● **TASK TO CARRY OUT**
The entries below should be output exactly as written.

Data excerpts
——————————
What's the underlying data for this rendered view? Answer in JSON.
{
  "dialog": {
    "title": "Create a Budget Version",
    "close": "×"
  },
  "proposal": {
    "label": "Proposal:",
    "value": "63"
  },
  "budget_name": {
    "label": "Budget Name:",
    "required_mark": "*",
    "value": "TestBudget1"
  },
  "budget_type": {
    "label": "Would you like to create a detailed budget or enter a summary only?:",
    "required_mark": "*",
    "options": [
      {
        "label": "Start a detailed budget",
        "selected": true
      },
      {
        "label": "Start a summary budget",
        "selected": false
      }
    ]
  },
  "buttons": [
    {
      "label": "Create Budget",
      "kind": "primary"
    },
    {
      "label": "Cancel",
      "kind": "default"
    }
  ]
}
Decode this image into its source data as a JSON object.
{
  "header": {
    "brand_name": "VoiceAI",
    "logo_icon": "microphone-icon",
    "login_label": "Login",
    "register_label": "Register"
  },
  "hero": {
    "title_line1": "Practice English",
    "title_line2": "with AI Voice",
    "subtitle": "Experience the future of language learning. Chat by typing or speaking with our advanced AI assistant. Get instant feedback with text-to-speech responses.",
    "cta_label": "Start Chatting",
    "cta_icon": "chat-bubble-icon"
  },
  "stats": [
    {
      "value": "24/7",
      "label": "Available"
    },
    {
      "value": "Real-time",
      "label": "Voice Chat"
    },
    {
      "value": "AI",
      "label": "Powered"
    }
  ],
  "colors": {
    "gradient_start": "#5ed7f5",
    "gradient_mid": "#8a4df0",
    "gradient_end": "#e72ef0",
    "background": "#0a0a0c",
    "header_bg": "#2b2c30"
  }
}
——————————
● **THE RESPONSE**
What's the underlying data for this rendered view? Answer in JSON.
{
  "dialog": {
    "title": "Create a Budget Version",
    "close": "×"
  },
  "proposal": {
    "label": "Proposal:",
    "value": "63"
  },
  "budget_name": {
    "label": "Budget Name:",
    "required_mark": "*",
    "value": "TestBudget1"
  },
  "budget_type": {
    "label": "Would you like to create a detailed budget or enter a summary only?:",
    "required_mark": "*",
    "options": [
      {
        "label": "Start a detailed budget",
        "selected": true
      },
      {
        "label": "Start a summary budget",
        "selected": false
      }
    ]
  },
  "buttons": [
    {
      "label": "Create Budget",
      "kind": "primary"
    },
    {
      "label": "Cancel",
      "kind": "default"
    }
  ]
}
Decode this image into its source data as a JSON object.
{
  "header": {
    "brand_name": "VoiceAI",
    "logo_icon": "microphone-icon",
    "login_label": "Login",
    "register_label": "Register"
  },
  "hero": {
    "title_line1": "Practice English",
    "title_line2": "with AI Voice",
    "subtitle": "Experience the future of language learning. Chat by typing or speaking with our advanced AI assistant. Get instant feedback with text-to-speech responses.",
    "cta_label": "Start Chatting",
    "cta_icon": "chat-bubble-icon"
  },
  "stats": [
    {
      "value": "24/7",
      "label": "Available"
    },
    {
      "value": "Real-time",
      "label": "Voice Chat"
    },
    {
      "value": "AI",
      "label": "Powered"
    }
  ],
  "colors": {
    "gradient_start": "#5ed7f5",
    "gradient_mid": "#8a4df0",
    "gradient_end": "#e72ef0",
    "background": "#0a0a0c",
    "header_bg": "#2b2c30"
  }
}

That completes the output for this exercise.